## Task description
Below is a listing to write out in full, exactly as given, without its pictures.

## Dataset content
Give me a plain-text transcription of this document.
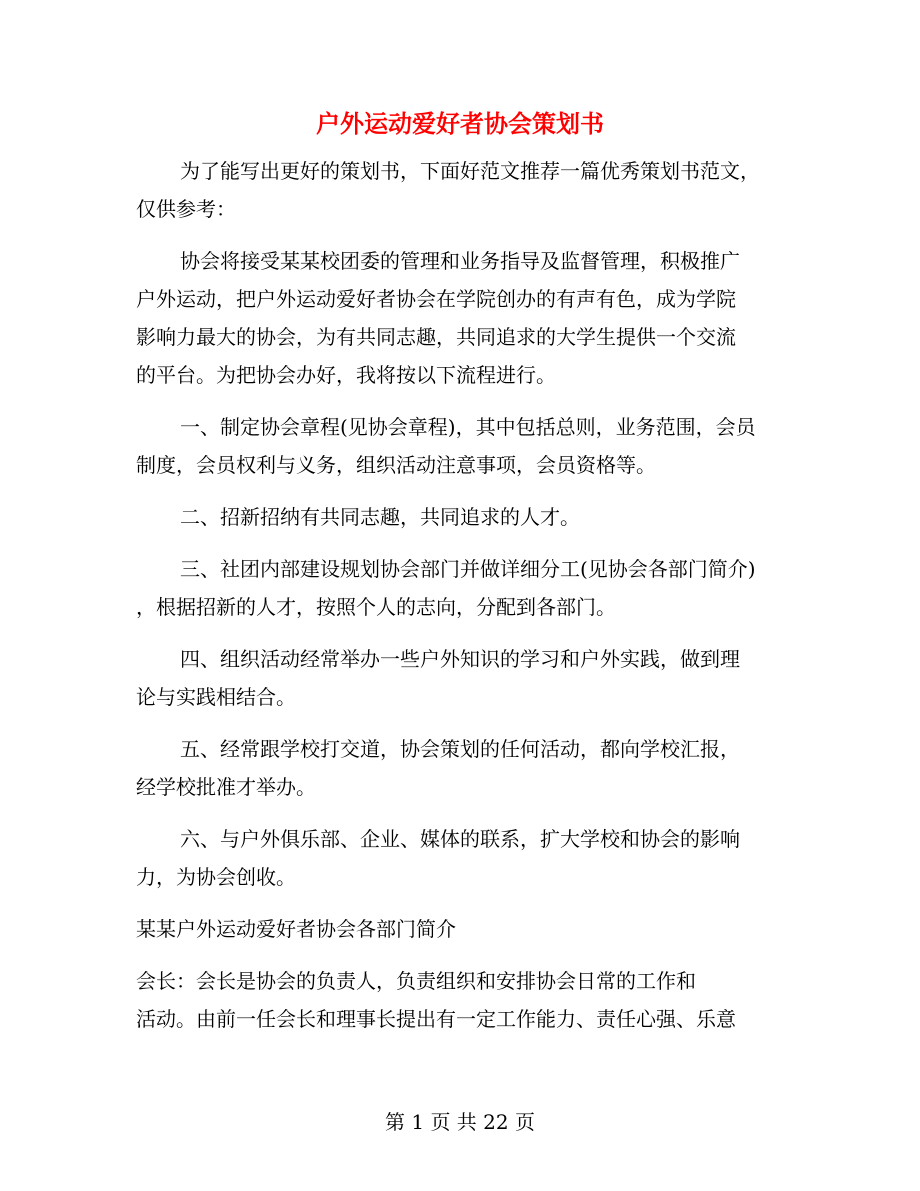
户外运动爱好者协会策划书

为了能写出更好的策划书，下面好范文推荐一篇优秀策划书范文，
仅供参考：

协会将接受某某校团委的管理和业务指导及监督管理，积极推广
户外运动，把户外运动爱好者协会在学院创办的有声有色，成为学院
影响力最大的协会，为有共同志趣，共同追求的大学生提供一个交流
的平台。为把协会办好，我将按以下流程进行。

一、制定协会章程(见协会章程)，其中包括总则，业务范围，会员
制度，会员权利与义务，组织活动注意事项，会员资格等。

二、招新招纳有共同志趣，共同追求的人才。

三、社团内部建设规划协会部门并做详细分工(见协会各部门简介)
，根据招新的人才，按照个人的志向，分配到各部门。

四、组织活动经常举办一些户外知识的学习和户外实践，做到理
论与实践相结合。

五、经常跟学校打交道，协会策划的任何活动，都向学校汇报，
经学校批准才举办。

六、与户外俱乐部、企业、媒体的联系，扩大学校和协会的影响
力，为协会创收。

某某户外运动爱好者协会各部门简介

会长：会长是协会的负责人，负责组织和安排协会日常的工作和
活动。由前一任会长和理事长提出有一定工作能力、责任心强、乐意

第 1 页 共 22 页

## Complete output
Give me a plain-text transcription of this document.
户外运动爱好者协会策划书

为了能写出更好的策划书，下面好范文推荐一篇优秀策划书范文，
仅供参考：

协会将接受某某校团委的管理和业务指导及监督管理，积极推广
户外运动，把户外运动爱好者协会在学院创办的有声有色，成为学院
影响力最大的协会，为有共同志趣，共同追求的大学生提供一个交流
的平台。为把协会办好，我将按以下流程进行。

一、制定协会章程(见协会章程)，其中包括总则，业务范围，会员
制度，会员权利与义务，组织活动注意事项，会员资格等。

二、招新招纳有共同志趣，共同追求的人才。

三、社团内部建设规划协会部门并做详细分工(见协会各部门简介)
，根据招新的人才，按照个人的志向，分配到各部门。

四、组织活动经常举办一些户外知识的学习和户外实践，做到理
论与实践相结合。

五、经常跟学校打交道，协会策划的任何活动，都向学校汇报，
经学校批准才举办。

六、与户外俱乐部、企业、媒体的联系，扩大学校和协会的影响
力，为协会创收。

某某户外运动爱好者协会各部门简介

会长：会长是协会的负责人，负责组织和安排协会日常的工作和
活动。由前一任会长和理事长提出有一定工作能力、责任心强、乐意

第 1 页 共 22 页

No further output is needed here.